◆ **WORK TO DO**: Reproduce every line of the data from the one containing "pw-cell — [276, 613, 297, 634]" down to the one containing "pw-cell — [158, 276, 179, 297]", including both of those lines.

Spatial annotation entries
——

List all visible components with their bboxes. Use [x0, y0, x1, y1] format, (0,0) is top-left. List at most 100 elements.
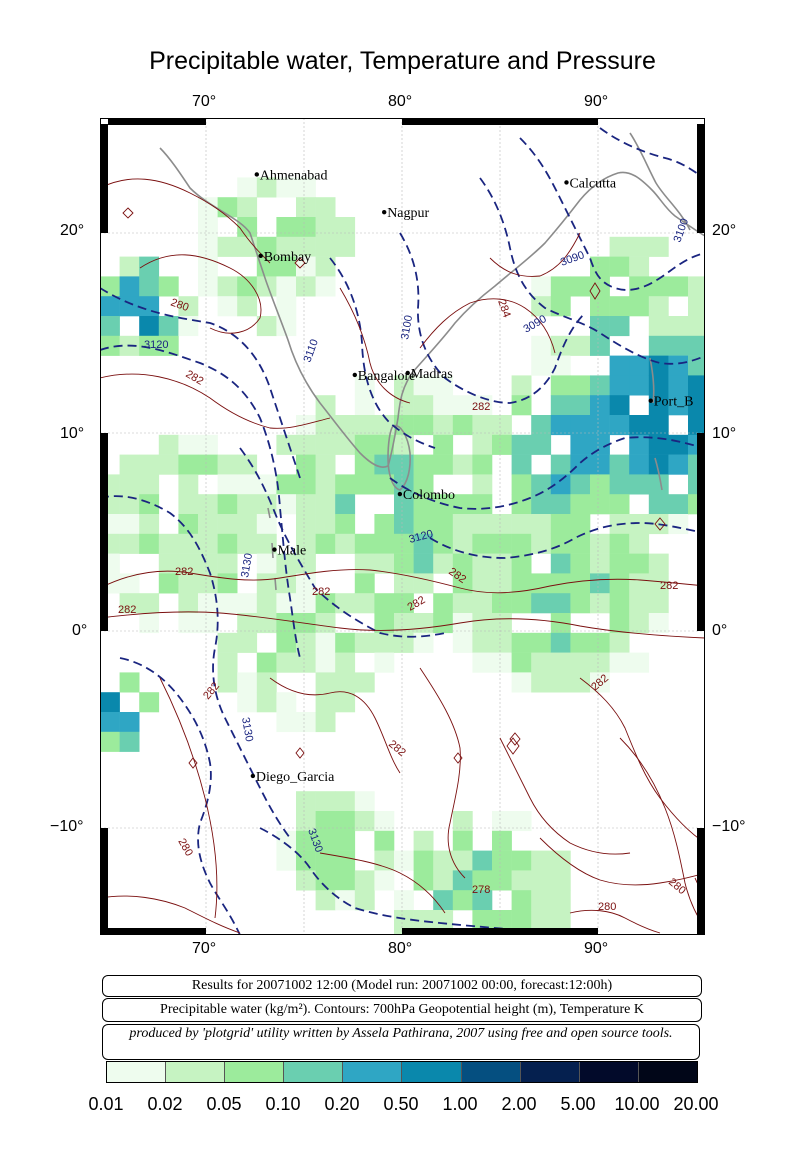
pw-cell — [276, 613, 297, 634]
pw-cell — [413, 514, 434, 535]
pw-cell — [629, 256, 650, 277]
pw-cell — [335, 217, 356, 238]
pw-cell — [590, 395, 610, 416]
pw-cell — [590, 276, 610, 297]
pw-cell — [668, 375, 689, 396]
city-label: Bangalore — [358, 369, 416, 384]
pw-cell — [433, 850, 454, 871]
pw-cell — [648, 236, 669, 257]
pw-cell — [550, 454, 571, 475]
pw-cell — [296, 454, 316, 475]
pw-cell — [531, 890, 552, 911]
pw-cell — [668, 395, 689, 416]
pw-cell — [531, 850, 552, 871]
pw-cell — [648, 316, 669, 337]
pw-cell — [648, 474, 669, 495]
pw-cell — [354, 811, 375, 832]
pw-cell — [296, 850, 316, 871]
pw-cell — [296, 177, 316, 198]
pw-cell — [276, 474, 297, 495]
pw-cell — [452, 395, 473, 416]
pw-cell — [511, 573, 532, 594]
pw-cell — [531, 910, 552, 931]
pw-cell — [119, 474, 140, 495]
city-label: Ahmenabad — [260, 168, 328, 183]
pw-cell — [139, 692, 160, 713]
pw-cell — [668, 514, 689, 535]
pw-cell — [511, 850, 532, 871]
pw-cell — [315, 256, 336, 277]
pw-cell — [511, 553, 532, 574]
pw-cell — [354, 573, 375, 594]
pw-cell — [394, 910, 414, 931]
pw-cell — [296, 791, 316, 812]
pw-cell — [452, 890, 473, 911]
pw-cell — [629, 415, 650, 436]
pw-cell — [452, 850, 473, 871]
pw-cell — [413, 375, 434, 396]
pw-cell — [472, 910, 493, 931]
lon-label-bottom-70: 70° — [192, 940, 217, 957]
pw-cell — [100, 316, 120, 337]
pw-cell — [158, 276, 179, 297]
pw-cell — [100, 296, 120, 317]
pw-cell — [237, 494, 258, 515]
pw-cell — [198, 494, 218, 515]
pw-cell — [139, 256, 160, 277]
pw-cell — [198, 217, 218, 238]
pw-cell — [550, 593, 571, 614]
pw-cell — [609, 454, 630, 475]
colorbar-tick-label: 2.00 — [501, 1094, 537, 1114]
colorbar-segment — [579, 1062, 639, 1082]
pw-cell — [178, 296, 199, 317]
pw-cell — [511, 514, 532, 535]
pw-cell — [668, 335, 689, 356]
pw-cell — [139, 454, 160, 475]
pw-cell — [335, 474, 356, 495]
pw-cell — [296, 830, 316, 851]
pw-cell — [394, 553, 414, 574]
pw-cell — [433, 434, 454, 455]
pw-cell — [198, 593, 218, 614]
pw-cell — [237, 533, 258, 554]
pw-cell — [648, 454, 669, 475]
pw-cell — [315, 494, 336, 515]
pw-cell — [119, 256, 140, 277]
pw-cell — [590, 375, 610, 396]
pw-cell — [511, 910, 532, 931]
city-dot — [648, 398, 653, 403]
lat-label-left-20: 20° — [60, 222, 85, 239]
colorbar-segment — [284, 1062, 344, 1082]
pw-cell — [335, 514, 356, 535]
precipitable-water-cells — [100, 177, 705, 935]
pw-cell — [394, 632, 414, 653]
pw-cell — [178, 533, 199, 554]
pw-cell — [335, 533, 356, 554]
pw-cell — [217, 236, 238, 257]
pw-cell — [452, 573, 473, 594]
border-ticks — [100, 118, 705, 935]
city-label: Calcutta — [569, 176, 616, 191]
pw-cell — [413, 573, 434, 594]
pw-cell — [139, 533, 160, 554]
pw-cell — [472, 870, 493, 891]
pw-cell — [609, 652, 630, 673]
pw-cell — [629, 236, 650, 257]
pw-cell — [178, 454, 199, 475]
pw-cell — [472, 850, 493, 871]
contour-label: 278 — [472, 884, 490, 896]
city-dot — [272, 547, 277, 552]
pw-cell — [217, 533, 238, 554]
contour-label: 282 — [386, 738, 408, 759]
pw-cell — [511, 375, 532, 396]
pw-cell — [648, 415, 669, 436]
pw-cell — [296, 415, 316, 436]
pw-cell — [276, 256, 297, 277]
pw-cell — [354, 434, 375, 455]
pw-cell — [433, 553, 454, 574]
pw-cell — [335, 672, 356, 693]
pw-cell — [139, 335, 160, 356]
pw-cell — [511, 434, 532, 455]
pw-cell — [335, 494, 356, 515]
pw-cell — [472, 652, 493, 673]
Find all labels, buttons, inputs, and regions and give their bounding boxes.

——

◆ **WRITTEN ANSWER**:
pw-cell — [276, 613, 297, 634]
pw-cell — [413, 514, 434, 535]
pw-cell — [629, 256, 650, 277]
pw-cell — [335, 217, 356, 238]
pw-cell — [590, 395, 610, 416]
pw-cell — [590, 276, 610, 297]
pw-cell — [668, 375, 689, 396]
city-label: Bangalore — [358, 369, 416, 384]
pw-cell — [433, 850, 454, 871]
pw-cell — [648, 236, 669, 257]
pw-cell — [550, 454, 571, 475]
pw-cell — [296, 454, 316, 475]
pw-cell — [531, 890, 552, 911]
pw-cell — [668, 395, 689, 416]
pw-cell — [531, 850, 552, 871]
pw-cell — [648, 316, 669, 337]
pw-cell — [648, 474, 669, 495]
pw-cell — [354, 811, 375, 832]
pw-cell — [296, 850, 316, 871]
pw-cell — [296, 177, 316, 198]
pw-cell — [276, 474, 297, 495]
pw-cell — [452, 395, 473, 416]
pw-cell — [511, 573, 532, 594]
pw-cell — [531, 910, 552, 931]
pw-cell — [119, 474, 140, 495]
city-label: Ahmenabad — [260, 168, 328, 183]
pw-cell — [139, 692, 160, 713]
pw-cell — [668, 514, 689, 535]
pw-cell — [511, 850, 532, 871]
pw-cell — [315, 256, 336, 277]
pw-cell — [511, 553, 532, 574]
pw-cell — [354, 573, 375, 594]
pw-cell — [394, 910, 414, 931]
pw-cell — [296, 791, 316, 812]
pw-cell — [452, 890, 473, 911]
pw-cell — [629, 415, 650, 436]
pw-cell — [452, 850, 473, 871]
pw-cell — [413, 375, 434, 396]
pw-cell — [472, 910, 493, 931]
lon-label-bottom-70: 70° — [192, 940, 217, 957]
pw-cell — [100, 316, 120, 337]
pw-cell — [158, 276, 179, 297]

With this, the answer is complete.